● DIRECTIONS:
Restate every entry word for word.

● MATERIAL TO PROCESS:
======

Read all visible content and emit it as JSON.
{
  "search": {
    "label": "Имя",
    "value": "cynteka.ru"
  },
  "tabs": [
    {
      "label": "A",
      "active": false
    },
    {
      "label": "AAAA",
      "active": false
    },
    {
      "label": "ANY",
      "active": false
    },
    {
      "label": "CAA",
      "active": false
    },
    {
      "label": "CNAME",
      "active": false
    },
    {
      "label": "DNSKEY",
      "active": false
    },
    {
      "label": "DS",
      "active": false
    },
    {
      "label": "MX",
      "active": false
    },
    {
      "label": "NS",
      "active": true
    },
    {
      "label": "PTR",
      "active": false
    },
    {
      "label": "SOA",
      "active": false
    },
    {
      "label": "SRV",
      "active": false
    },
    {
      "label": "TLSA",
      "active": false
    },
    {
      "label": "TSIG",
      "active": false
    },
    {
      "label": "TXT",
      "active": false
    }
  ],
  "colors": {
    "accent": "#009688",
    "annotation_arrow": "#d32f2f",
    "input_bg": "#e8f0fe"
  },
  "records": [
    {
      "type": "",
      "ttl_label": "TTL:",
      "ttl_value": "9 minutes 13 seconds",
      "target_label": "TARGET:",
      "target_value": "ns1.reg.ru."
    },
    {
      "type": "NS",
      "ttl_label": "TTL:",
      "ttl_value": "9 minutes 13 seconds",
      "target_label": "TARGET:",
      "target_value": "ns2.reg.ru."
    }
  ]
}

======

● ANSWER FOR THE TASK:
Read all visible content and emit it as JSON.
{
  "search": {
    "label": "Имя",
    "value": "cynteka.ru"
  },
  "tabs": [
    {
      "label": "A",
      "active": false
    },
    {
      "label": "AAAA",
      "active": false
    },
    {
      "label": "ANY",
      "active": false
    },
    {
      "label": "CAA",
      "active": false
    },
    {
      "label": "CNAME",
      "active": false
    },
    {
      "label": "DNSKEY",
      "active": false
    },
    {
      "label": "DS",
      "active": false
    },
    {
      "label": "MX",
      "active": false
    },
    {
      "label": "NS",
      "active": true
    },
    {
      "label": "PTR",
      "active": false
    },
    {
      "label": "SOA",
      "active": false
    },
    {
      "label": "SRV",
      "active": false
    },
    {
      "label": "TLSA",
      "active": false
    },
    {
      "label": "TSIG",
      "active": false
    },
    {
      "label": "TXT",
      "active": false
    }
  ],
  "colors": {
    "accent": "#009688",
    "annotation_arrow": "#d32f2f",
    "input_bg": "#e8f0fe"
  },
  "records": [
    {
      "type": "",
      "ttl_label": "TTL:",
      "ttl_value": "9 minutes 13 seconds",
      "target_label": "TARGET:",
      "target_value": "ns1.reg.ru."
    },
    {
      "type": "NS",
      "ttl_label": "TTL:",
      "ttl_value": "9 minutes 13 seconds",
      "target_label": "TARGET:",
      "target_value": "ns2.reg.ru."
    }
  ]
}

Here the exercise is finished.